CHALLENGE = Scan the entries below and extract each line with the word "للـد" in it.

Saved entries =
----------

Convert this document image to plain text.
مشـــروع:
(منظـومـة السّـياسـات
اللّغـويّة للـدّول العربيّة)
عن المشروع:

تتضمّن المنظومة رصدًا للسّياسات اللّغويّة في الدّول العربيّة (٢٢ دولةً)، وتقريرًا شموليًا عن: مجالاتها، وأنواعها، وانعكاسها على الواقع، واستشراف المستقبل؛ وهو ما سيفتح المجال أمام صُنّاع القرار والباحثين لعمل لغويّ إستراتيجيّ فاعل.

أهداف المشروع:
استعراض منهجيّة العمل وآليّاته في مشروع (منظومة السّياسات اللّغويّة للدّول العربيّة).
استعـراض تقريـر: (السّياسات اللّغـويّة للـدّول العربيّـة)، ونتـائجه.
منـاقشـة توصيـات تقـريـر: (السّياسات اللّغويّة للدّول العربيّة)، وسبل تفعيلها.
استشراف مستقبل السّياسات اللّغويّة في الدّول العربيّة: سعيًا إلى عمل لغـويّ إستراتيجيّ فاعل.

----------

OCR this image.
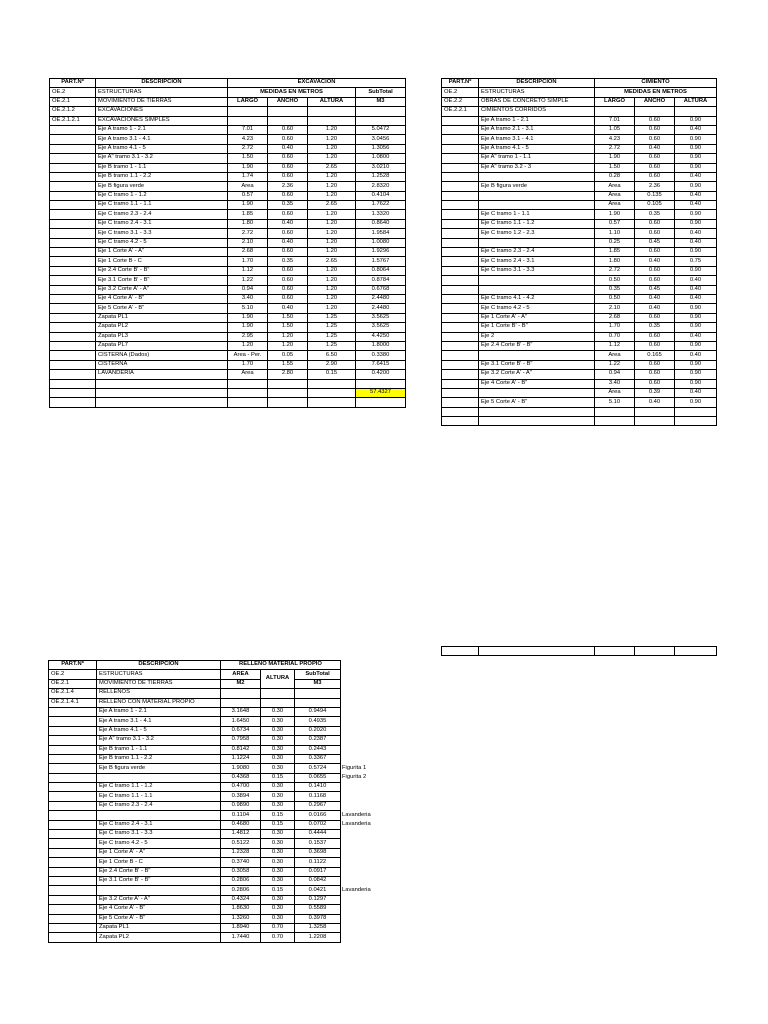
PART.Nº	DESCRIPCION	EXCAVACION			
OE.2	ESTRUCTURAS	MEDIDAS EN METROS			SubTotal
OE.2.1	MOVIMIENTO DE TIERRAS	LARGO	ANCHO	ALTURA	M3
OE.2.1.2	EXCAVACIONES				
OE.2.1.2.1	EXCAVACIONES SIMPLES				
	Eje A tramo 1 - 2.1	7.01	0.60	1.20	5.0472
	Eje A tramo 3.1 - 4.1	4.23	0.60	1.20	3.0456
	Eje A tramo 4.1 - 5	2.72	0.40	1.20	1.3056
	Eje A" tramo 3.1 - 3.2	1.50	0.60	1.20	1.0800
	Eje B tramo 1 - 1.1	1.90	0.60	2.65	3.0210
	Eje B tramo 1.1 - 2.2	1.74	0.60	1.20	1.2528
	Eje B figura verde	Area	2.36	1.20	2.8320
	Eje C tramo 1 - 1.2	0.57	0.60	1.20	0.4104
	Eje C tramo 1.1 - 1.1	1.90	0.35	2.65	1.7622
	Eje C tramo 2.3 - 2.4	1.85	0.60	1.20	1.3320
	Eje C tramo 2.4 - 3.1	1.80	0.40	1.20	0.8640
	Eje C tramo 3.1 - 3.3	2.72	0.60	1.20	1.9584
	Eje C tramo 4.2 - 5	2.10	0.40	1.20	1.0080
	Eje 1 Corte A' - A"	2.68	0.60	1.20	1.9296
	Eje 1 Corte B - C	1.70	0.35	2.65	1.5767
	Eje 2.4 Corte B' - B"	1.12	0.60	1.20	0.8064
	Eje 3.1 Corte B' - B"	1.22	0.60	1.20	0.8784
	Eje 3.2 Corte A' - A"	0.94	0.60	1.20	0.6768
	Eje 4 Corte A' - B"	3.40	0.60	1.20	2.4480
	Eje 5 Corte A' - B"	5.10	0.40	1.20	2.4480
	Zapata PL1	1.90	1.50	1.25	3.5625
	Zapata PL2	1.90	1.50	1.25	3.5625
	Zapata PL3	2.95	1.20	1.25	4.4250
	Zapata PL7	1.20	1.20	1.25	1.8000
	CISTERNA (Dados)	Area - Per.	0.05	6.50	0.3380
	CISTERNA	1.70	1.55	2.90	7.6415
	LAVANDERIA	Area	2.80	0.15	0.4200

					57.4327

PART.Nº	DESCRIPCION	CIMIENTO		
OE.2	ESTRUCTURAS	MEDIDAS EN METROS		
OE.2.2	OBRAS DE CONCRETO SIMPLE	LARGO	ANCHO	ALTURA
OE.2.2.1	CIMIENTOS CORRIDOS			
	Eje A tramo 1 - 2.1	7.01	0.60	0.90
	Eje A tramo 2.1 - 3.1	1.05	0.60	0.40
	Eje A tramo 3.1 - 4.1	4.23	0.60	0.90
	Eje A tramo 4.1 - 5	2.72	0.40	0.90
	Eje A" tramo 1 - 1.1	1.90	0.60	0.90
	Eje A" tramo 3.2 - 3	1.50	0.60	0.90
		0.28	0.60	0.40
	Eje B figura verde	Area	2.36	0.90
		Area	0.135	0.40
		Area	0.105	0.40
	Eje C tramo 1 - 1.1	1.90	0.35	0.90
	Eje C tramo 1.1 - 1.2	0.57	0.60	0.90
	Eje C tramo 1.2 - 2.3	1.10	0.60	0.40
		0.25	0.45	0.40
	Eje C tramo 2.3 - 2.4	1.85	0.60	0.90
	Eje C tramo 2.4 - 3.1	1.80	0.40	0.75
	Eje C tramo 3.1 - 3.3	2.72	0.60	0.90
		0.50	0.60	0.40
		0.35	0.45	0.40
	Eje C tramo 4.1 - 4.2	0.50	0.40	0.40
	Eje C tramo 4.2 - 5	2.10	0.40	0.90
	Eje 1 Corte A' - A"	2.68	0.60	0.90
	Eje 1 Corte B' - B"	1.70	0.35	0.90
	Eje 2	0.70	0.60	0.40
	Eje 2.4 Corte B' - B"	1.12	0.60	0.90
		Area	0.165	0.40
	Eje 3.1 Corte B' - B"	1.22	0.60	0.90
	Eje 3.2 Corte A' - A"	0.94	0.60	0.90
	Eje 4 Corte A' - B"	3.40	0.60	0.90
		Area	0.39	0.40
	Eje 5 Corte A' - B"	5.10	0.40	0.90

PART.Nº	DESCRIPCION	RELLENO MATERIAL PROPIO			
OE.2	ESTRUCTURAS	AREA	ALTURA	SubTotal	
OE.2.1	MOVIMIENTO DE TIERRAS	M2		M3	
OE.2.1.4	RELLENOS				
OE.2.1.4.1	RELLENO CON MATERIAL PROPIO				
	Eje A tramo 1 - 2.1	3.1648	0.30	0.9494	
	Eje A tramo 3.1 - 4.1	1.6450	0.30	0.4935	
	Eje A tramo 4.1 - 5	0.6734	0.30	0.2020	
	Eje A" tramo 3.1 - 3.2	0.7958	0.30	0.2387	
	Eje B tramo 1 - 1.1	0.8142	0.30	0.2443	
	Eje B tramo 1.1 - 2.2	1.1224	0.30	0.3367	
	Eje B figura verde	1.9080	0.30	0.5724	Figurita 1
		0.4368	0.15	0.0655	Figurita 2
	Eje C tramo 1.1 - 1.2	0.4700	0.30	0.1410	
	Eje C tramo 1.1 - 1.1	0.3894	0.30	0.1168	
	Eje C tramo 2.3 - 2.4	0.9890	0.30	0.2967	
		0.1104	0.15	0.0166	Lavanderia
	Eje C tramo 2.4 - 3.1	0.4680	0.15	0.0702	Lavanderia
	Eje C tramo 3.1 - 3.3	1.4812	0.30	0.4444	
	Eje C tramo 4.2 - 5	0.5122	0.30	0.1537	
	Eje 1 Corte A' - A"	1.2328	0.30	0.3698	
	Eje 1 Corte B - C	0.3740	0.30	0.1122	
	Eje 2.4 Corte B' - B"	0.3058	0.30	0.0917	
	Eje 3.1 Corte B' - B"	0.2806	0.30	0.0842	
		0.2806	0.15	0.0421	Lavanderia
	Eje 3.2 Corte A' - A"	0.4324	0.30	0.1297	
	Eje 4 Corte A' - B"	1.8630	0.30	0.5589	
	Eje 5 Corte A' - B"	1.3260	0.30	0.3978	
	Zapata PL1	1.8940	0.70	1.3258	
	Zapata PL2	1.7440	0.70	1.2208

----------

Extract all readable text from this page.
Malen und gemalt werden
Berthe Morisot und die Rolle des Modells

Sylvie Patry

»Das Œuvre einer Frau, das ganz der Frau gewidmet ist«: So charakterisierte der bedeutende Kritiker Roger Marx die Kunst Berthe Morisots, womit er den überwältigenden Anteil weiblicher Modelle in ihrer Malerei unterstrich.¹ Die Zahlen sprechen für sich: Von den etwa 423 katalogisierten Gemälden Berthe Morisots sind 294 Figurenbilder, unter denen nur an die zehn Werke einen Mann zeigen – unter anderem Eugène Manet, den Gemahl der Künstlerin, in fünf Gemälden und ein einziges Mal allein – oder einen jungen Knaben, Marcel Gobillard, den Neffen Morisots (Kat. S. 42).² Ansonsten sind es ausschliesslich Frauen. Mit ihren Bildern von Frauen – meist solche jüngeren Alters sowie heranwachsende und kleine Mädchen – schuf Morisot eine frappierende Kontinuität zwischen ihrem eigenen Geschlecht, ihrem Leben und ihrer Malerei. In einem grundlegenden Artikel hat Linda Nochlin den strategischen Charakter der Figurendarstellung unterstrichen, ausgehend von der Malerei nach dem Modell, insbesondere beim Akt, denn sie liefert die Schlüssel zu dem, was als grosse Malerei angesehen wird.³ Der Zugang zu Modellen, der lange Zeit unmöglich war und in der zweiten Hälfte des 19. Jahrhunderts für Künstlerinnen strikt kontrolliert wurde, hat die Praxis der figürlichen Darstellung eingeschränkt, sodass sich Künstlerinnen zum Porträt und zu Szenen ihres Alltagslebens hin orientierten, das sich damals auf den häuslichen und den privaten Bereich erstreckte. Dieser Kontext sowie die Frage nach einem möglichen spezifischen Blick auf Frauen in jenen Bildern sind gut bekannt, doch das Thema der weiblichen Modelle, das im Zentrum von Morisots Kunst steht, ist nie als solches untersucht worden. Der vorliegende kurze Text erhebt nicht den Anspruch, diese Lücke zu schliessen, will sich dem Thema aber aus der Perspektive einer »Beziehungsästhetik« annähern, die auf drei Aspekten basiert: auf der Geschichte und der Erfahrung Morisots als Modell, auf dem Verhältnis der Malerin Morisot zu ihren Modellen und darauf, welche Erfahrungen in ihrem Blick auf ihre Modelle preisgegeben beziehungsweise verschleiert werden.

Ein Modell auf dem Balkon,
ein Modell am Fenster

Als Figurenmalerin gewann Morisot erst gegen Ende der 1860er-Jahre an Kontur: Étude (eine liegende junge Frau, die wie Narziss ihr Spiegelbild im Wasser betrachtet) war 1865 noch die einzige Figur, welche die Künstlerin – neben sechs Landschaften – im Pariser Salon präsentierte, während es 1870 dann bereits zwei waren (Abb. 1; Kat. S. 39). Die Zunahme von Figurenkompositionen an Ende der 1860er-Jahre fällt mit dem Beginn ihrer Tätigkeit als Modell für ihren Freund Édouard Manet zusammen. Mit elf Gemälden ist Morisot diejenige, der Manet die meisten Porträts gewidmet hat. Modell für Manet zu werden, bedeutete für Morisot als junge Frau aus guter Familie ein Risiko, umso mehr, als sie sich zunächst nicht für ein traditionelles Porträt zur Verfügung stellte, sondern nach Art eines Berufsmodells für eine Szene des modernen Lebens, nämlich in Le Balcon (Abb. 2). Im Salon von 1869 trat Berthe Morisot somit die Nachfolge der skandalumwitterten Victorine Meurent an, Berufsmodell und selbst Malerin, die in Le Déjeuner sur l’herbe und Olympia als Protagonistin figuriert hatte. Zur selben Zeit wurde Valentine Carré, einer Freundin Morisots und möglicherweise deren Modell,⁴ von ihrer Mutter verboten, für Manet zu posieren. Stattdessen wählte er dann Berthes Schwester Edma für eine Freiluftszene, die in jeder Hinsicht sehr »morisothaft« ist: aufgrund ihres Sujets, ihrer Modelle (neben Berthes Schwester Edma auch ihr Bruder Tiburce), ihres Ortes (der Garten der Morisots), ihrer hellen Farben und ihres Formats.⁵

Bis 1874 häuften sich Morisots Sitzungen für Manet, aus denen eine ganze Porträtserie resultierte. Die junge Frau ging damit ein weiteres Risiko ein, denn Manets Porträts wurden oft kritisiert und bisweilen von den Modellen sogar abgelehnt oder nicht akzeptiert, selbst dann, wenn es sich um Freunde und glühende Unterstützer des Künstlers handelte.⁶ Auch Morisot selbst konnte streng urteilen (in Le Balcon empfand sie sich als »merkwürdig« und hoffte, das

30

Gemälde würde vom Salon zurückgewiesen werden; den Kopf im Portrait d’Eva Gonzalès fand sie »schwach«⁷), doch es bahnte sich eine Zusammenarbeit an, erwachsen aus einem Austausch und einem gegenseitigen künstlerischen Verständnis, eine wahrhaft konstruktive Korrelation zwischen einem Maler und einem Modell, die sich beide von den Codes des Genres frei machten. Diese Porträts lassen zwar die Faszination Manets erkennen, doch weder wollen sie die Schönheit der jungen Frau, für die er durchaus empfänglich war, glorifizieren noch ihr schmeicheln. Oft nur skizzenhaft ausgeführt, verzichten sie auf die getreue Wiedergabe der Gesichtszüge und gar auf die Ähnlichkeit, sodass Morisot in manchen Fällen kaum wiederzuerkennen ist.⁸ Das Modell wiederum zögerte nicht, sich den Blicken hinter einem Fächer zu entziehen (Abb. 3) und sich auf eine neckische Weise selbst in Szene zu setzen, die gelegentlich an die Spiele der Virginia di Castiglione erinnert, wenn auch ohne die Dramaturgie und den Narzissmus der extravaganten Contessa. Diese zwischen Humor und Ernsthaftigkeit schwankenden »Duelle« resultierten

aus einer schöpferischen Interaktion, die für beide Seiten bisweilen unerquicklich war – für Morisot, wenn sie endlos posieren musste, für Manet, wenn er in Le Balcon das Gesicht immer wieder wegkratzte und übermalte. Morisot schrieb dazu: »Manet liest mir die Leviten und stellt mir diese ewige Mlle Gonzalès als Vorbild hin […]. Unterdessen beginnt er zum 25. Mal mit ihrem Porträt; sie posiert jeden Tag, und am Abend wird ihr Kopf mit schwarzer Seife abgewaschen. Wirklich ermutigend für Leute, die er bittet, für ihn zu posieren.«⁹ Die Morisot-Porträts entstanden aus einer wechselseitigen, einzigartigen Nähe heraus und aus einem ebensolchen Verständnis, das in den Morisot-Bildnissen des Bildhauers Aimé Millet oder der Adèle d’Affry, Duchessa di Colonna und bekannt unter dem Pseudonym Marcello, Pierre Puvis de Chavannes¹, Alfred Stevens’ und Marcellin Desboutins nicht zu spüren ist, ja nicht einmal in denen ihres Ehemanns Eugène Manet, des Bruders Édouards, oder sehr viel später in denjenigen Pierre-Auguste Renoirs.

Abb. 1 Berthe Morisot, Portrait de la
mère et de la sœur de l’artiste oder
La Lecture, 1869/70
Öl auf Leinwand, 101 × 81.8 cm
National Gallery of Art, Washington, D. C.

----------

RIGHT ANSWER =
اللّغـويّة للـدّول العربيّة)
استعـراض تقريـر: (السّياسات اللّغـويّة للـدّول العربيّـة)، ونتـائجه.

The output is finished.